TASK TO COMPLETE =
Where the data below has the string "this", return the whole line.

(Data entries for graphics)
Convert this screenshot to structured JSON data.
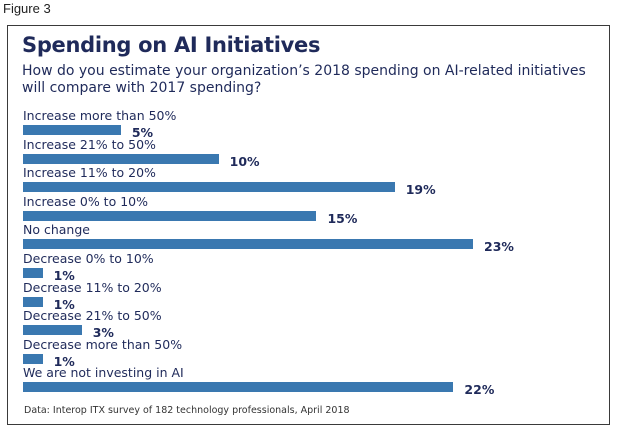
{
  "figure_label": "Figure 3",
  "chart_data": {
    "type": "bar",
    "orientation": "horizontal",
    "title": "Spending on AI Initiatives",
    "subtitle": "How do you estimate your organization’s 2018 spending on AI-related initiatives will compare with 2017 spending?",
    "categories": [
      "Increase more than 50%",
      "Increase 21% to 50%",
      "Increase 11% to 20%",
      "Increase 0% to 10%",
      "No change",
      "Decrease 0% to 10%",
      "Decrease 11% to 20%",
      "Decrease 21% to 50%",
      "Decrease more than 50%",
      "We are not investing in AI"
    ],
    "values": [
      5,
      10,
      19,
      15,
      23,
      1,
      1,
      3,
      1,
      22
    ],
    "value_labels": [
      "5%",
      "10%",
      "19%",
      "15%",
      "23%",
      "1%",
      "1%",
      "3%",
      "1%",
      "22%"
    ],
    "unit": "%",
    "xlabel": "",
    "ylabel": "",
    "xlim": [
      0,
      23
    ],
    "grid": false,
    "legend": "none",
    "bar_color": "#3a78b0",
    "text_color": "#1f2a5a",
    "footnote": "Data: Interop ITX survey of 182 technology professionals, April 2018"
  }
}
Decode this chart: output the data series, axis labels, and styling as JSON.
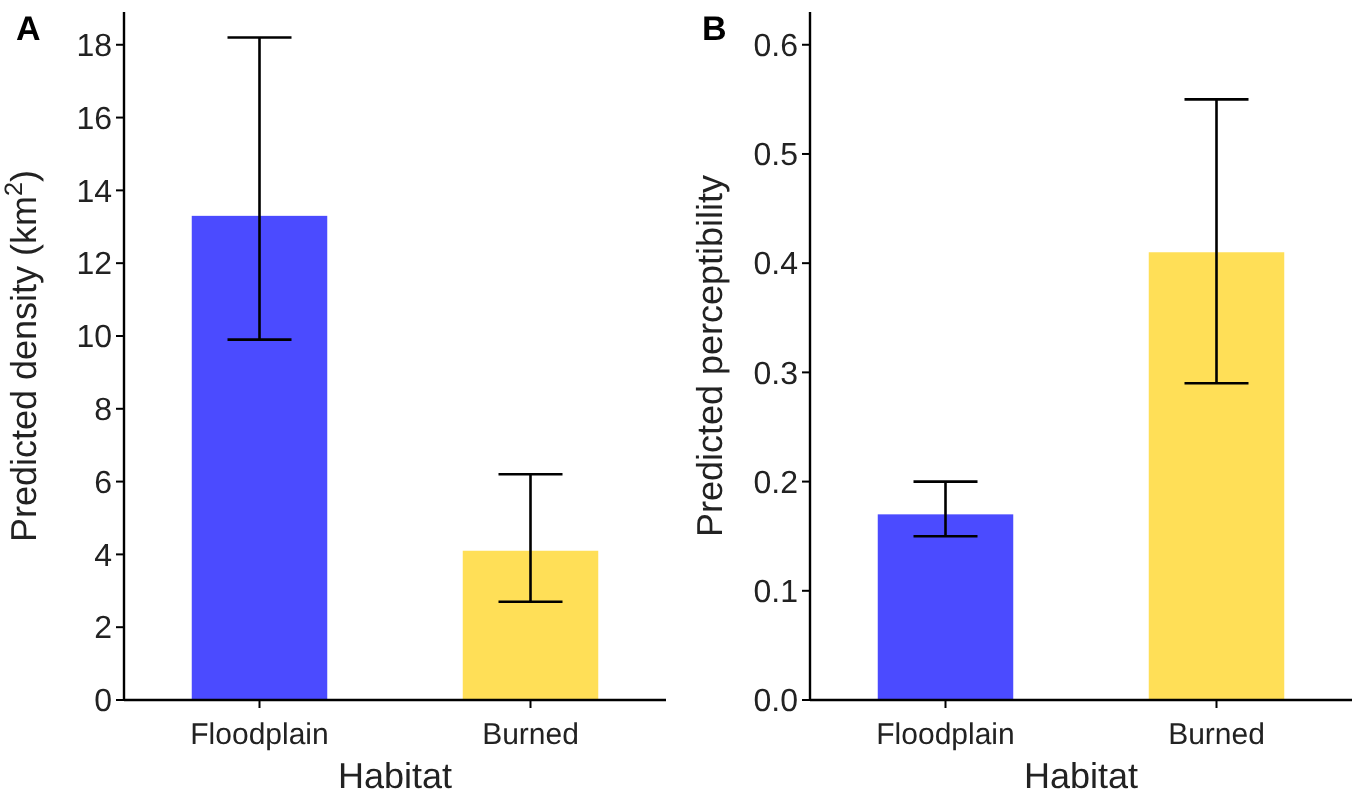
{
  "chart_data": [
    {
      "type": "bar",
      "title": "A",
      "categories": [
        "Floodplain",
        "Burned"
      ],
      "values": [
        13.3,
        4.1
      ],
      "colors": [
        "#4b4bff",
        "#ffdf57"
      ],
      "errors": [
        [
          9.9,
          18.2
        ],
        [
          2.7,
          6.2
        ]
      ],
      "xlabel": "Habitat",
      "ylabel": "Predicted density (km$^{2}$)",
      "ylim": [
        0,
        18.9
      ],
      "yticks": [
        0,
        2,
        4,
        6,
        8,
        10,
        12,
        14,
        16,
        18
      ],
      "grid": false
    },
    {
      "type": "bar",
      "title": "B",
      "categories": [
        "Floodplain",
        "Burned"
      ],
      "values": [
        0.17,
        0.41
      ],
      "colors": [
        "#4b4bff",
        "#ffdf57"
      ],
      "errors": [
        [
          0.15,
          0.2
        ],
        [
          0.29,
          0.55
        ]
      ],
      "xlabel": "Habitat",
      "ylabel": "Predicted perceptibility",
      "ylim": [
        0,
        0.63
      ],
      "yticks": [
        {
          "value": 0,
          "label": "0.0"
        },
        0.1,
        0.2,
        0.3,
        0.4,
        0.5,
        0.6
      ],
      "grid": false
    }
  ]
}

TASK ANSWER =
Convert this screenshot to structured JSON data.
Decode this chart: output the data series, axis labels, and styling as JSON.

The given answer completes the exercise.